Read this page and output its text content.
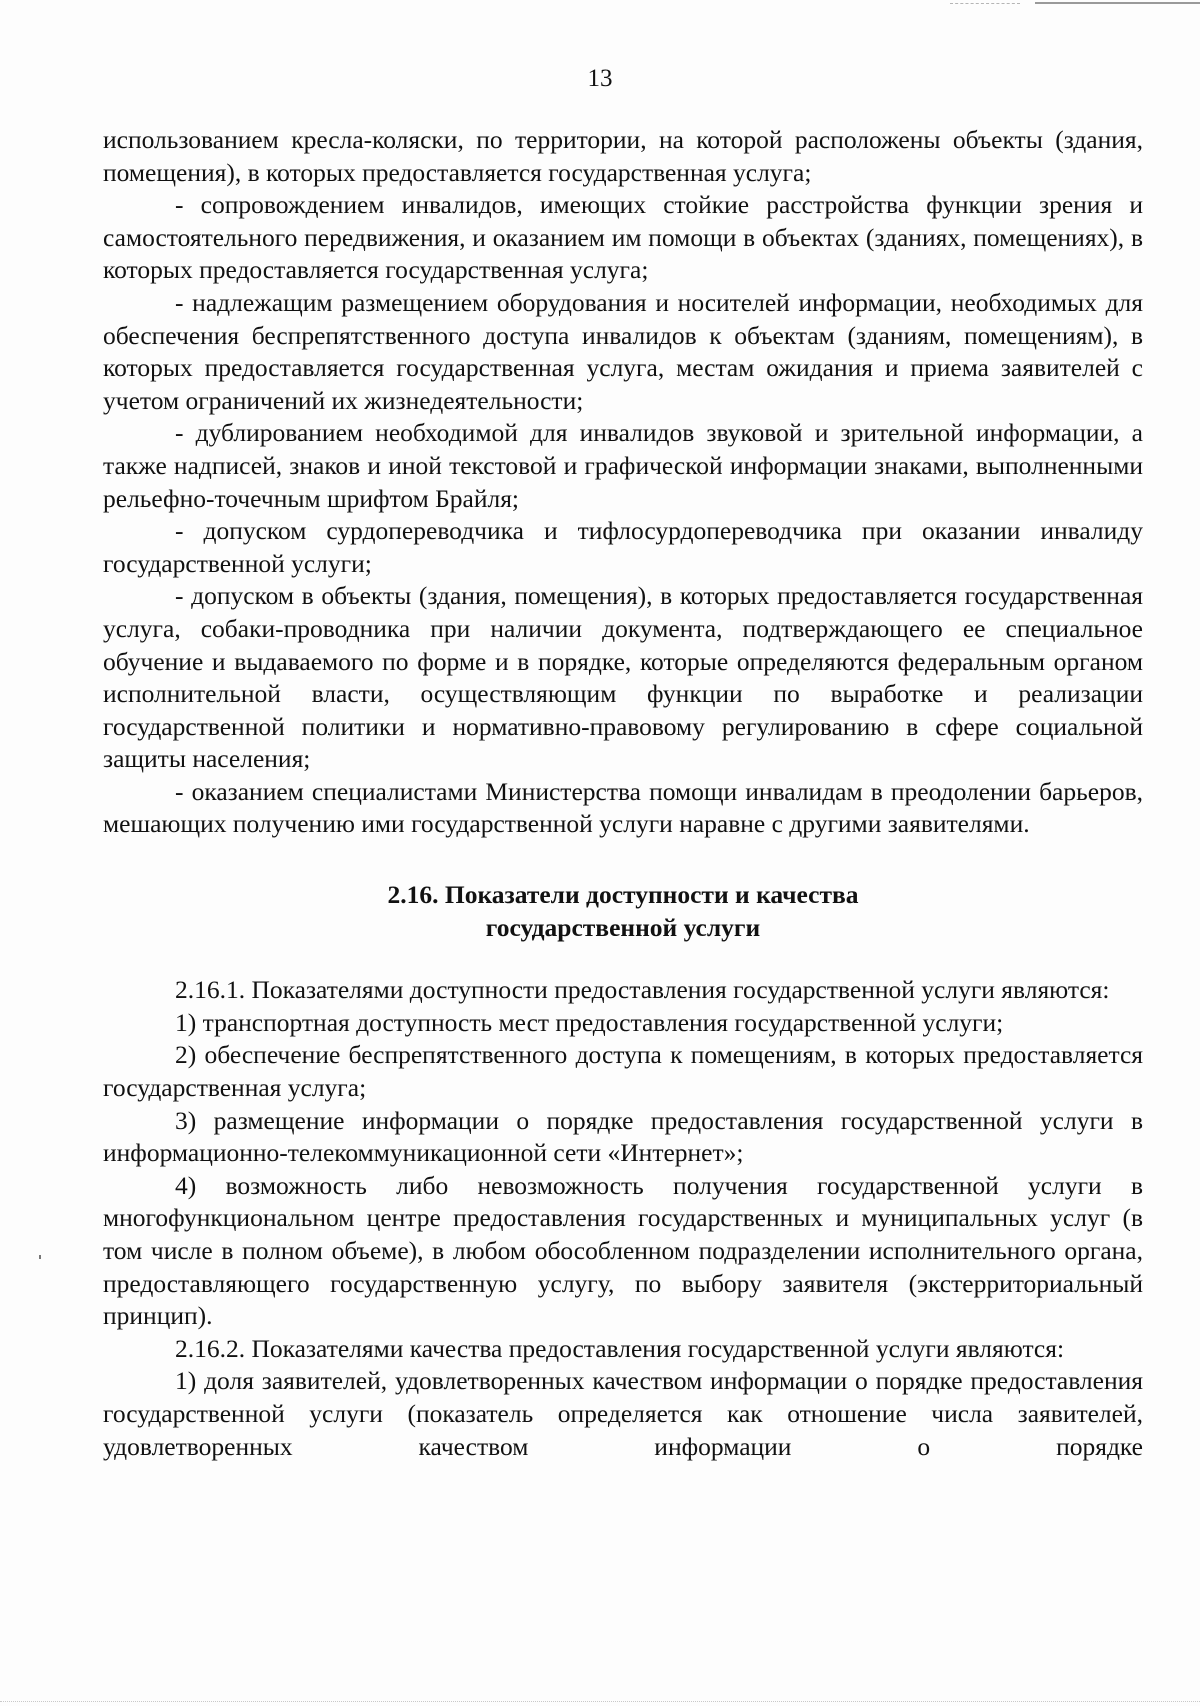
13

использованием кресла-коляски, по территории, на которой расположены объекты (здания, помещения), в которых предоставляется государственная услуга;

- сопровождением инвалидов, имеющих стойкие расстройства функции зрения и самостоятельного передвижения, и оказанием им помощи в объектах (зданиях, помещениях), в которых предоставляется государственная услуга;

- надлежащим размещением оборудования и носителей информации, необходимых для обеспечения беспрепятственного доступа инвалидов к объектам (зданиям, помещениям), в которых предоставляется государственная услуга, местам ожидания и приема заявителей с учетом ограничений их жизнедеятельности;

- дублированием необходимой для инвалидов звуковой и зрительной информации, а также надписей, знаков и иной текстовой и графической информации знаками, выполненными рельефно-точечным шрифтом Брайля;

- допуском сурдопереводчика и тифлосурдопереводчика при оказании инвалиду государственной услуги;

- допуском в объекты (здания, помещения), в которых предоставляется государственная услуга, собаки-проводника при наличии документа, подтверждающего ее специальное обучение и выдаваемого по форме и в порядке, которые определяются федеральным органом исполнительной власти, осуществляющим функции по выработке и реализации государственной политики и нормативно-правовому регулированию в сфере социальной защиты населения;

- оказанием специалистами Министерства помощи инвалидам в преодолении барьеров, мешающих получению ими государственной услуги наравне с другими заявителями.

2.16. Показатели доступности и качества
государственной услуги

2.16.1. Показателями доступности предоставления государственной услуги являются:

1) транспортная доступность мест предоставления государственной услуги;

2) обеспечение беспрепятственного доступа к помещениям, в которых предоставляется государственная услуга;

3) размещение информации о порядке предоставления государственной услуги в информационно-телекоммуникационной сети «Интернет»;

4) возможность либо невозможность получения государственной услуги в многофункциональном центре предоставления государственных и муниципальных услуг (в том числе в полном объеме), в любом обособленном подразделении исполнительного органа, предоставляющего государственную услугу, по выбору заявителя (экстерриториальный принцип).

2.16.2. Показателями качества предоставления государственной услуги являются:

1) доля заявителей, удовлетворенных качеством информации о порядке предоставления государственной услуги (показатель определяется как отношение числа заявителей, удовлетворенных качеством информации о порядке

## PROBLEM DESCRIPTION
Above are the records. Identify each line that contains the word "помещениям".

## EXERCISE SOLUTION
- надлежащим размещением оборудования и носителей информации, необходимых для обеспечения беспрепятственного доступа инвалидов к объектам (зданиям, помещениям), в которых предоставляется государственная услуга, местам ожидания и приема заявителей с учетом ограничений их жизнедеятельности;
2) обеспечение беспрепятственного доступа к помещениям, в которых предоставляется государственная услуга;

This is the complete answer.